### Source text
##########
Policy like this is no alternative at all

10 Jan 2013

By The Record

In an adversarial and, for the time being, underwhelming political culture like Australia’s, it might be tempting to throw one’s lot in with the side which seems least offensive.

In a roundabout way, Tony Abbott reminded his fellow faith-travellers this week that Catholics who cleave to conservative parties and believe that culture war warriors will be our salvation ought to unburden themselves of their credulity.

Salvation, as the Church has always taught, comes only through Jesus Christ, and life-affirming policies will only come from those who embrace the outlook of life’s author.

Mr Abbott’s position on the deliberate destruction of human life in the womb, under the hushed, euphemistic auspices of “termination”, was once again put on show this week in comments attributed to his chief of staff, Peta Credlin, in News Ltd publications.

In (the pro-choice) Ms Credlin’s verbal remonstrations with her boss, Mr Abbott definitively rejected outlawing the practice of abortion if the chance arose.

He forcefully restated the line he gave media prior to the last election, that abortion should be “safe, legal and rare”.
##########
### Problem description
Reproduce the part of the editorial on Tony Abbott and abortion starting with "In an adversarial" and going on through "of their credulity.". The listing after this editorial has nothing to do with it.
##########
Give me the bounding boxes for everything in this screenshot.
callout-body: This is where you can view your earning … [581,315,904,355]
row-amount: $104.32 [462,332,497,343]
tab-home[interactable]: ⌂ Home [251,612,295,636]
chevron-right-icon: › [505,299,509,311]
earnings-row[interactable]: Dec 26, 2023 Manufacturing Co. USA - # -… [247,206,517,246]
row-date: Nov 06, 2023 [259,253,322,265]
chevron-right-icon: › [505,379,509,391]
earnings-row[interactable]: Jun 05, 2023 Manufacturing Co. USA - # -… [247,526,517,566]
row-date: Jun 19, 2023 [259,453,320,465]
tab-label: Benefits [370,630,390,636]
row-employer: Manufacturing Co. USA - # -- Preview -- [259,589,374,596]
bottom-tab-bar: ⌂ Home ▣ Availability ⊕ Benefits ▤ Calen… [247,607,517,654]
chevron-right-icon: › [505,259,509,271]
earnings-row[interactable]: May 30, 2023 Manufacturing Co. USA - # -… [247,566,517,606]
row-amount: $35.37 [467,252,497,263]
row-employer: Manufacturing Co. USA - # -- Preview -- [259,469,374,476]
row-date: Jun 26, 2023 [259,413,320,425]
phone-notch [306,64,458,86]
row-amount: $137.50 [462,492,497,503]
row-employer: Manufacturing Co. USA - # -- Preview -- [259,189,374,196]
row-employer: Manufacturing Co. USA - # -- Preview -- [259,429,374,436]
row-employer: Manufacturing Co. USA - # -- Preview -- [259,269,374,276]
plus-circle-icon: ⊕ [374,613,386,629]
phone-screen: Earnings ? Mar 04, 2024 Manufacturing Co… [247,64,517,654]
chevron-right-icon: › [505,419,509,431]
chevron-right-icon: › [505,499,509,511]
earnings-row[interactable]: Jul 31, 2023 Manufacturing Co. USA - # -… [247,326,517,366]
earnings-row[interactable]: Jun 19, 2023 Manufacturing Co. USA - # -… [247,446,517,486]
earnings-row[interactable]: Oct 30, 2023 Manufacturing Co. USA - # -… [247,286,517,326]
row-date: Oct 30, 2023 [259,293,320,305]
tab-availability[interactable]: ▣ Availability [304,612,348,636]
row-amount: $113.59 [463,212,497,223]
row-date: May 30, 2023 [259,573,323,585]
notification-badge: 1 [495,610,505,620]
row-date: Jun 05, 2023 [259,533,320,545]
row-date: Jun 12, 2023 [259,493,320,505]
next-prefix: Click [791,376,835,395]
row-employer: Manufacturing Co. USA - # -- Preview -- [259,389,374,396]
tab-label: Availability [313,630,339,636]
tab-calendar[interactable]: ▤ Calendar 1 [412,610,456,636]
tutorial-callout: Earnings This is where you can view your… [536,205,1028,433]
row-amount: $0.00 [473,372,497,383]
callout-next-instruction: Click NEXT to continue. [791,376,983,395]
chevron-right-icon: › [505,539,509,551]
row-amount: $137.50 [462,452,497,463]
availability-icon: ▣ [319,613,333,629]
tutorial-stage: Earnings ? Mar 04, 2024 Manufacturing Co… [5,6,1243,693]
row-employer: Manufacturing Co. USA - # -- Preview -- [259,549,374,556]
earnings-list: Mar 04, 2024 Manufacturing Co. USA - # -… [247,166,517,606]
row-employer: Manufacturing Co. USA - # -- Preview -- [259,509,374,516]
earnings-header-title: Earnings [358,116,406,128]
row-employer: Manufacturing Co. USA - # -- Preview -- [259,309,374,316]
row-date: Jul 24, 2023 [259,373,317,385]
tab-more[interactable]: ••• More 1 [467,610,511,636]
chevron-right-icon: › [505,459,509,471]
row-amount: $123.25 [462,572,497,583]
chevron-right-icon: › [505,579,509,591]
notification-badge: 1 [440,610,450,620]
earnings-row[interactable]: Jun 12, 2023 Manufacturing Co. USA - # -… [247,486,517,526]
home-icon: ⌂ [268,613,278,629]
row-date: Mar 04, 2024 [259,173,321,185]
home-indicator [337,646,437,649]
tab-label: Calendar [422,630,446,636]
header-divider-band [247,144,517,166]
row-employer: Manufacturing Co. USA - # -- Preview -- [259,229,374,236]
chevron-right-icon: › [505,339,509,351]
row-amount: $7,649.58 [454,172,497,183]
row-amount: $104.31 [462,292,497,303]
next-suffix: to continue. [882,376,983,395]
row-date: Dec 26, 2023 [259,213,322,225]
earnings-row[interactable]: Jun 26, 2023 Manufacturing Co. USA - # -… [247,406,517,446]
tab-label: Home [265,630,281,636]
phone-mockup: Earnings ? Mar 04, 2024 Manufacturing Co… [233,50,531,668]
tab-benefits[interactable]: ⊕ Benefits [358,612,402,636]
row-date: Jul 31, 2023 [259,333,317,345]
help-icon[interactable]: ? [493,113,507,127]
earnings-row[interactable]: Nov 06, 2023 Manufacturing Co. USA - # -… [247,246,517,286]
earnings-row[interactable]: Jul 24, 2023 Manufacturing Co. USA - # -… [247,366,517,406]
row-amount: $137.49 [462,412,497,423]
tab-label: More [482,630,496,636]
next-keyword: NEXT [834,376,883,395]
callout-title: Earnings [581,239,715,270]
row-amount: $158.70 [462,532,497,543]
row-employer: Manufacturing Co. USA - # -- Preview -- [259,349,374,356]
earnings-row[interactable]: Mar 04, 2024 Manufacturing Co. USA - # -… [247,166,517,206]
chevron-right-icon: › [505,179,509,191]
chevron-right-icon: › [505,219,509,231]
##########
### Correct output
In an adversarial and, for the time being, underwhelming political culture like Australia’s, it might be tempting to throw one’s lot in with the side which seems least offensive.

In a roundabout way, Tony Abbott reminded his fellow faith-travellers this week that Catholics who cleave to conservative parties and believe that culture war warriors will be our salvation ought to unburden themselves of their credulity.